Given request ->
Look through the records below and collect all lines that hold the string "numeração".

-- Begin --

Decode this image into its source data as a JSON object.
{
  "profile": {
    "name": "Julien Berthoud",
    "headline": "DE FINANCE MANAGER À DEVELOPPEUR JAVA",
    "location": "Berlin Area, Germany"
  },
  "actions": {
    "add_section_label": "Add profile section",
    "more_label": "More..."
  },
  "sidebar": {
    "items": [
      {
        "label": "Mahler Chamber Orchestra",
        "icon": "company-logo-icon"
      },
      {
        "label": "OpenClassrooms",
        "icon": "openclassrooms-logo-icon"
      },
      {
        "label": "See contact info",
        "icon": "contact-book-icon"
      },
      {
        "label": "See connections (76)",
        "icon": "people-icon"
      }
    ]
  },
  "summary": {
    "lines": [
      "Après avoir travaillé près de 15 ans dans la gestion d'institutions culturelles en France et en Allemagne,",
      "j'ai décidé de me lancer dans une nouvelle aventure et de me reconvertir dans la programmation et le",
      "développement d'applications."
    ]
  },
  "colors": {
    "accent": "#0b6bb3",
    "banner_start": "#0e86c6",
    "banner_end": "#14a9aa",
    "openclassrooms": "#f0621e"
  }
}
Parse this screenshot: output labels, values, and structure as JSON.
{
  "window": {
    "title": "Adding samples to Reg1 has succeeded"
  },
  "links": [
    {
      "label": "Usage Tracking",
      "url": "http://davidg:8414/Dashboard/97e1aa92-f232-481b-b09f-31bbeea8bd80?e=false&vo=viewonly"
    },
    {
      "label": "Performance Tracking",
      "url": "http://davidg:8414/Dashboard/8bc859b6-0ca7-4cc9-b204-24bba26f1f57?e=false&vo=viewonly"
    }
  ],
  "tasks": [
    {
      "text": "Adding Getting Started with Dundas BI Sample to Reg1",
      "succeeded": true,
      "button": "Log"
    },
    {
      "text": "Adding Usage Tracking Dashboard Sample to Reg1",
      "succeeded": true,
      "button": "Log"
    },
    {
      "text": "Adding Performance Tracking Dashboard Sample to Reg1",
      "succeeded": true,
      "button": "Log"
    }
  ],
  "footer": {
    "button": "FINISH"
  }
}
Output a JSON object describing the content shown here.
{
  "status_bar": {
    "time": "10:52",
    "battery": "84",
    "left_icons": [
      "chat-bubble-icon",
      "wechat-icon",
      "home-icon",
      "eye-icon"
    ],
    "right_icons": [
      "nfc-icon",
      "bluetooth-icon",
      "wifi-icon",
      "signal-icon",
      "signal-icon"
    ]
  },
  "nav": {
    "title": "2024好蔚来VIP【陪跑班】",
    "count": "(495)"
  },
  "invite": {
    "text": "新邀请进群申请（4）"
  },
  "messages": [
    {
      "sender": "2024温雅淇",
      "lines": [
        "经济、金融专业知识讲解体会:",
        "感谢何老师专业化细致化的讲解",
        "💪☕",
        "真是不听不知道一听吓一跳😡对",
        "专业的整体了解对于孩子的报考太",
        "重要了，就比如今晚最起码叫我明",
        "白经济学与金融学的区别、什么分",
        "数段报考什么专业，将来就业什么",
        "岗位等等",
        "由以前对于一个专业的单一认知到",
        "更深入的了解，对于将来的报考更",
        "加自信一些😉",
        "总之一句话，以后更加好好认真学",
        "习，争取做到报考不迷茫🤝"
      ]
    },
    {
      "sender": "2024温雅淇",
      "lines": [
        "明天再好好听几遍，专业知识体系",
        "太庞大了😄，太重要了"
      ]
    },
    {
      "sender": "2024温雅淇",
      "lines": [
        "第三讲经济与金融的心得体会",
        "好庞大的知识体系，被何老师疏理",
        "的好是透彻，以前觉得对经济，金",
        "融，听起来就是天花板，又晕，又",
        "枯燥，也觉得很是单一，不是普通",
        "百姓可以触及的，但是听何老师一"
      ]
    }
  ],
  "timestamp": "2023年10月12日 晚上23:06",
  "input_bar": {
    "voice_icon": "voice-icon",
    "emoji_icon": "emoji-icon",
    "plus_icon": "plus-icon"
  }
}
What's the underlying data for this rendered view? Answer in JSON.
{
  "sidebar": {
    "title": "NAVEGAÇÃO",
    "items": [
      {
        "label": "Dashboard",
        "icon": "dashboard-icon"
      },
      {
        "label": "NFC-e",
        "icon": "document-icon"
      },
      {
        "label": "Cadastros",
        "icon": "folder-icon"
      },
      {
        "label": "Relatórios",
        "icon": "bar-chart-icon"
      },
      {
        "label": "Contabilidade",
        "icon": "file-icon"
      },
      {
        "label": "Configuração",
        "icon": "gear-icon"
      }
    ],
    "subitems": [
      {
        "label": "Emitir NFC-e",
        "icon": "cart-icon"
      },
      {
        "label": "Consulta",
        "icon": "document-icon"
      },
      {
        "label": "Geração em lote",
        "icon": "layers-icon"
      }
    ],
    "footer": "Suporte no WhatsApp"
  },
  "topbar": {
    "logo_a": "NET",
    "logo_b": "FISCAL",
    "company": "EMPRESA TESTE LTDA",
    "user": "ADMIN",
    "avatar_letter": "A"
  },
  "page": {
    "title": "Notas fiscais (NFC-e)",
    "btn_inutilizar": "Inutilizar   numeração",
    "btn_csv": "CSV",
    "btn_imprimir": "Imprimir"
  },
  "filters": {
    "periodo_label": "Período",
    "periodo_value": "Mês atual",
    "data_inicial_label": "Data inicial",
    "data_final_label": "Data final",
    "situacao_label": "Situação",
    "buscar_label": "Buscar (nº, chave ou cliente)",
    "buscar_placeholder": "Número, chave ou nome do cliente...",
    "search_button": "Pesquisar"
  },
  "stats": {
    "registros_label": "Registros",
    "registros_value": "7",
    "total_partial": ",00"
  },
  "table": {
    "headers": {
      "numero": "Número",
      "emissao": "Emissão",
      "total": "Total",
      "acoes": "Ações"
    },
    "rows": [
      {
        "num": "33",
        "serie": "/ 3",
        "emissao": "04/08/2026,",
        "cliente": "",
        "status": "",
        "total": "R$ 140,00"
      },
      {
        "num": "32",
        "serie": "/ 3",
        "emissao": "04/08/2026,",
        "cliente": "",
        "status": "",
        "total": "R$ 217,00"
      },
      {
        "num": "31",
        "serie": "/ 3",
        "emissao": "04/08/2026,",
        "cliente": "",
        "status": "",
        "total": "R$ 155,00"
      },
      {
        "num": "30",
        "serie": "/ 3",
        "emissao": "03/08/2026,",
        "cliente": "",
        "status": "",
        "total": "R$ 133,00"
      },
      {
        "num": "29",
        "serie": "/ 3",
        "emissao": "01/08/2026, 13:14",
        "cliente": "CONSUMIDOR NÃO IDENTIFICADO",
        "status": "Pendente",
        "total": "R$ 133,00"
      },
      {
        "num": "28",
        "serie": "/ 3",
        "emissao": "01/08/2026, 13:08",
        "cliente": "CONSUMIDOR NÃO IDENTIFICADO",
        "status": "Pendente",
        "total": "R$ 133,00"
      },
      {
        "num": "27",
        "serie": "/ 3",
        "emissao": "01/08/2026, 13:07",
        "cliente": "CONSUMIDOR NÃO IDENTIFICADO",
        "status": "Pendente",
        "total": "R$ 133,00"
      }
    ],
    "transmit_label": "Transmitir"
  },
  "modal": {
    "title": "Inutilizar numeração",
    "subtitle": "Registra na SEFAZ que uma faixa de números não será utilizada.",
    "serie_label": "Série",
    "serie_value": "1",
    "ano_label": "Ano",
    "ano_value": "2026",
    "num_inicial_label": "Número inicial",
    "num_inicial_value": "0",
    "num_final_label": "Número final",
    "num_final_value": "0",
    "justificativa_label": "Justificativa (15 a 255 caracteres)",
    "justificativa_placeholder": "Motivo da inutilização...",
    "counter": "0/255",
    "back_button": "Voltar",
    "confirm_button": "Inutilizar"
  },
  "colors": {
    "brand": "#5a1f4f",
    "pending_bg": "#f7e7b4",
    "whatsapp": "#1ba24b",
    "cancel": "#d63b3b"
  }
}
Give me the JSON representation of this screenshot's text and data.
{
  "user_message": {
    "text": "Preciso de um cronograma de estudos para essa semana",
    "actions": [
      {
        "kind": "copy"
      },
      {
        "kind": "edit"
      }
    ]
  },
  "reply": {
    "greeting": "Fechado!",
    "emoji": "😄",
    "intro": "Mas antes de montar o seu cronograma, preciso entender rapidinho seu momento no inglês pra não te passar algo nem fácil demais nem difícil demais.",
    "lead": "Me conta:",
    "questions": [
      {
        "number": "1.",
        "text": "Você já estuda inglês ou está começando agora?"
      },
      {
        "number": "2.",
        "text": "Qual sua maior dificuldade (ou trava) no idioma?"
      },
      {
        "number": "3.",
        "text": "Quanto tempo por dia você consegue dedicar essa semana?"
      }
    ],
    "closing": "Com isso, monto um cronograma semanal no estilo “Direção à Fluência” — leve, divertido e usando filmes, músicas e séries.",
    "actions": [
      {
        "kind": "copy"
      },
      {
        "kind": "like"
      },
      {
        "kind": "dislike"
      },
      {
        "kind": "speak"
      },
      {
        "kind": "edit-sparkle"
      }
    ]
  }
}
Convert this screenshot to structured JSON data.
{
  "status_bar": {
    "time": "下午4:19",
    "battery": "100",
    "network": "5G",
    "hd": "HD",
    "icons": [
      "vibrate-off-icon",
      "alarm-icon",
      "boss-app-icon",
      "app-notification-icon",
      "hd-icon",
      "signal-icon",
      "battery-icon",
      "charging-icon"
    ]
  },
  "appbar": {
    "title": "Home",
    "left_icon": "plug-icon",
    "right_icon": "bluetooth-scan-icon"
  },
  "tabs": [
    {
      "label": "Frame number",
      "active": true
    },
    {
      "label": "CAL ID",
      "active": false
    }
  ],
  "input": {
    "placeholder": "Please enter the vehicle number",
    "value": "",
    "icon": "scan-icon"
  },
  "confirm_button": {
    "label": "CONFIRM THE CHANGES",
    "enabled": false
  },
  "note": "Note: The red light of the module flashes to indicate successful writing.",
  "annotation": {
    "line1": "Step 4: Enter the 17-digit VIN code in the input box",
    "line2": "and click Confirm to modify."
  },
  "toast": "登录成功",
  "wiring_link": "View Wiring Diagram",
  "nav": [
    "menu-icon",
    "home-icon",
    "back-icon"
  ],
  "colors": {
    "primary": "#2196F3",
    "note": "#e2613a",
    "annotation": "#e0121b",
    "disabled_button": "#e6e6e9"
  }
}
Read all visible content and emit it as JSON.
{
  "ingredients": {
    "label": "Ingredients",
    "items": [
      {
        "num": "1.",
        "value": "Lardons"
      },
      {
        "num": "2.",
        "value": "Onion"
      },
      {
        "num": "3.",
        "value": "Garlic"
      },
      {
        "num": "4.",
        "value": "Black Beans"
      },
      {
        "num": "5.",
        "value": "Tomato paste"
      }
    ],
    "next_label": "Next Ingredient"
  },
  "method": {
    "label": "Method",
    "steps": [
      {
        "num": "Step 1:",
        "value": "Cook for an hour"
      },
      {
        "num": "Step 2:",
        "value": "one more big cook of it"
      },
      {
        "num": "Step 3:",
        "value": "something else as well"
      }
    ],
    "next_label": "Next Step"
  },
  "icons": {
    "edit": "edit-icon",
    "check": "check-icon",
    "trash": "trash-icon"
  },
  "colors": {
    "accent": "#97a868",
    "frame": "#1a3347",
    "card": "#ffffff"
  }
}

-- End --

Answer for the task ->
    "btn_inutilizar": "Inutilizar   numeração",
    "title": "Inutilizar numeração",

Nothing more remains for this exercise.